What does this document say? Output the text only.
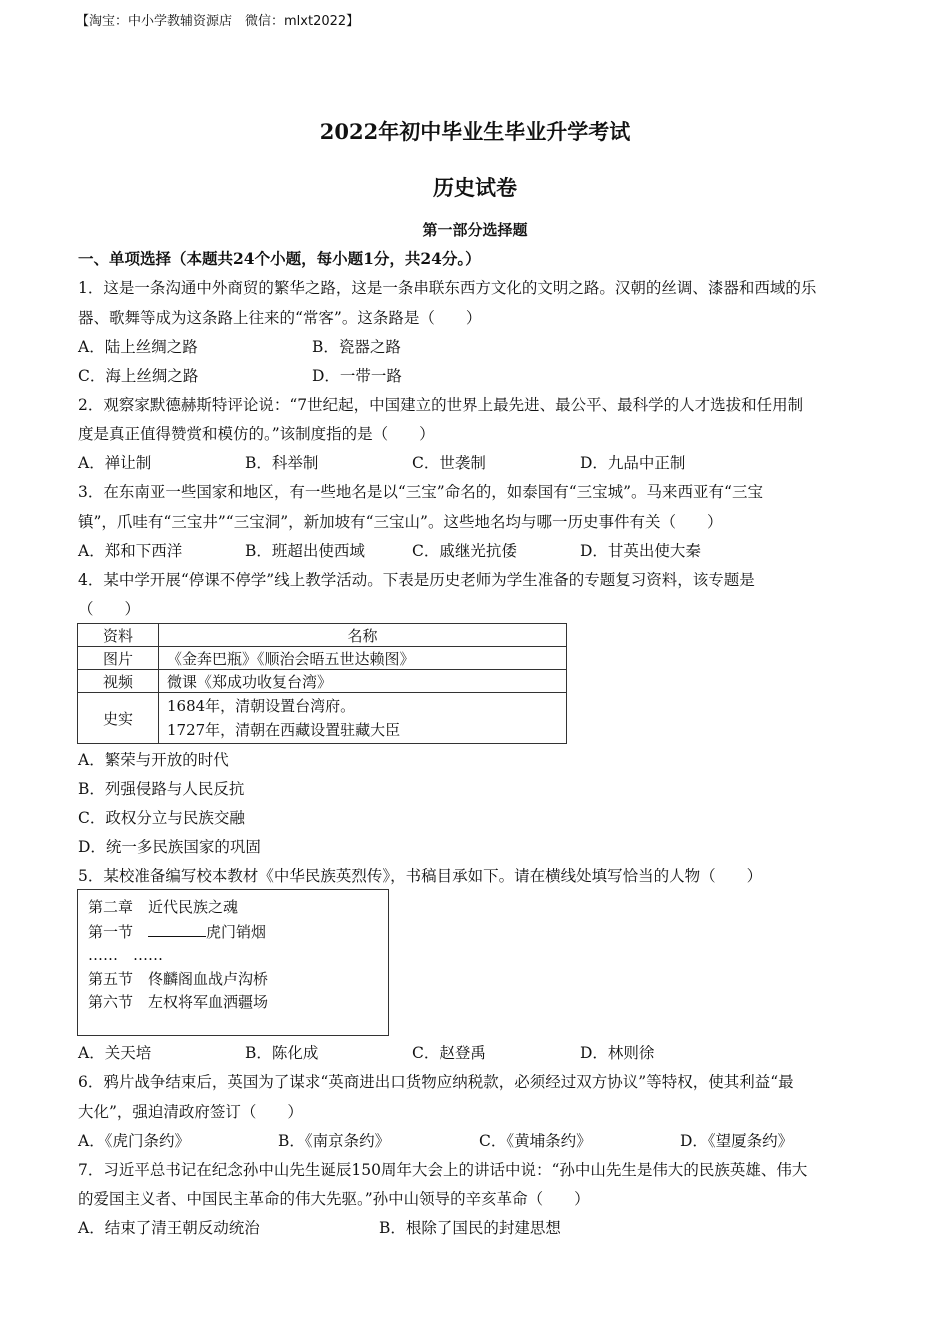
【淘宝：中小学教辅资源店　微信：mlxt2022】
2022年初中毕业生毕业升学考试
历史试卷
第一部分选择题
一、单项选择（本题共24个小题，每小题1分，共24分。）
1．这是一条沟通中外商贸的繁华之路，这是一条串联东西方文化的文明之路。汉朝的丝调、漆器和西域的乐
器、歌舞等成为这条路上往来的“常客”。这条路是（　　）
A．陆上丝绸之路	B．瓷器之路
C．海上丝绸之路	D．一带一路
2．观察家默德赫斯特评论说：“7世纪起，中国建立的世界上最先进、最公平、最科学的人才选拔和任用制
度是真正值得赞赏和模仿的。”该制度指的是（　　）
A．禅让制	B．科举制	C．世袭制	D．九品中正制
3．在东南亚一些国家和地区，有一些地名是以“三宝”命名的，如泰国有“三宝城”。马来西亚有“三宝
镇”，爪哇有“三宝井”“三宝洞”，新加坡有“三宝山”。这些地名均与哪一历史事件有关（　　）
A．郑和下西洋	B．班超出使西域	C．戚继光抗倭	D．甘英出使大秦
4．某中学开展“停课不停学”线上教学活动。下表是历史老师为学生准备的专题复习资料，该专题是
（　　）
资料	名称
图片	《金奔巴瓶》《顺治会晤五世达赖图》
视频	微课《郑成功收复台湾》
史实	1684年，清朝设置台湾府。
1727年，清朝在西藏设置驻藏大臣
A．繁荣与开放的时代
B．列强侵路与人民反抗
C．政权分立与民族交融
D．统一多民族国家的巩固
5．某校准备编写校本教材《中华民族英烈传》，书稿目承如下。请在横线处填写恰当的人物（　　）
第二章　近代民族之魂
第一节　	虎门销烟
……　……
第五节　佟麟阁血战卢沟桥
第六节　左权将军血洒疆场
A．关天培	B．陈化成	C．赵登禹	D．林则徐
6．鸦片战争结束后，英国为了谋求“英商进出口货物应纳税款，必须经过双方协议”等特权，使其利益“最
大化”，强迫清政府签订（　　）
A．《虎门条约》	B．《南京条约》	C．《黄埔条约》	D．《望厦条约》
7．习近平总书记在纪念孙中山先生诞辰150周年大会上的讲话中说：“孙中山先生是伟大的民族英雄、伟大
的爱国主义者、中国民主革命的伟大先驱。”孙中山领导的辛亥革命（　　）
A．结束了清王朝反动统治	B．根除了国民的封建思想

------------------------------

DO THIS: Skip the pictures, then retype every line above exactly.

ANSWER TO THE EXERCISE:
What does this document say? Output the text only.
【淘宝：中小学教辅资源店　微信：mlxt2022】
2022年初中毕业生毕业升学考试
历史试卷
第一部分选择题
一、单项选择（本题共24个小题，每小题1分，共24分。）
1．这是一条沟通中外商贸的繁华之路，这是一条串联东西方文化的文明之路。汉朝的丝调、漆器和西域的乐
器、歌舞等成为这条路上往来的“常客”。这条路是（　　）
A．陆上丝绸之路	B．瓷器之路
C．海上丝绸之路	D．一带一路
2．观察家默德赫斯特评论说：“7世纪起，中国建立的世界上最先进、最公平、最科学的人才选拔和任用制
度是真正值得赞赏和模仿的。”该制度指的是（　　）
A．禅让制	B．科举制	C．世袭制	D．九品中正制
3．在东南亚一些国家和地区，有一些地名是以“三宝”命名的，如泰国有“三宝城”。马来西亚有“三宝
镇”，爪哇有“三宝井”“三宝洞”，新加坡有“三宝山”。这些地名均与哪一历史事件有关（　　）
A．郑和下西洋	B．班超出使西域	C．戚继光抗倭	D．甘英出使大秦
4．某中学开展“停课不停学”线上教学活动。下表是历史老师为学生准备的专题复习资料，该专题是
（　　）
资料	名称
图片	《金奔巴瓶》《顺治会晤五世达赖图》
视频	微课《郑成功收复台湾》
史实	1684年，清朝设置台湾府。
1727年，清朝在西藏设置驻藏大臣
A．繁荣与开放的时代
B．列强侵路与人民反抗
C．政权分立与民族交融
D．统一多民族国家的巩固
5．某校准备编写校本教材《中华民族英烈传》，书稿目承如下。请在横线处填写恰当的人物（　　）
第二章　近代民族之魂
第一节　	虎门销烟
……　……
第五节　佟麟阁血战卢沟桥
第六节　左权将军血洒疆场
A．关天培	B．陈化成	C．赵登禹	D．林则徐
6．鸦片战争结束后，英国为了谋求“英商进出口货物应纳税款，必须经过双方协议”等特权，使其利益“最
大化”，强迫清政府签订（　　）
A．《虎门条约》	B．《南京条约》	C．《黄埔条约》	D．《望厦条约》
7．习近平总书记在纪念孙中山先生诞辰150周年大会上的讲话中说：“孙中山先生是伟大的民族英雄、伟大
的爱国主义者、中国民主革命的伟大先驱。”孙中山领导的辛亥革命（　　）
A．结束了清王朝反动统治	B．根除了国民的封建思想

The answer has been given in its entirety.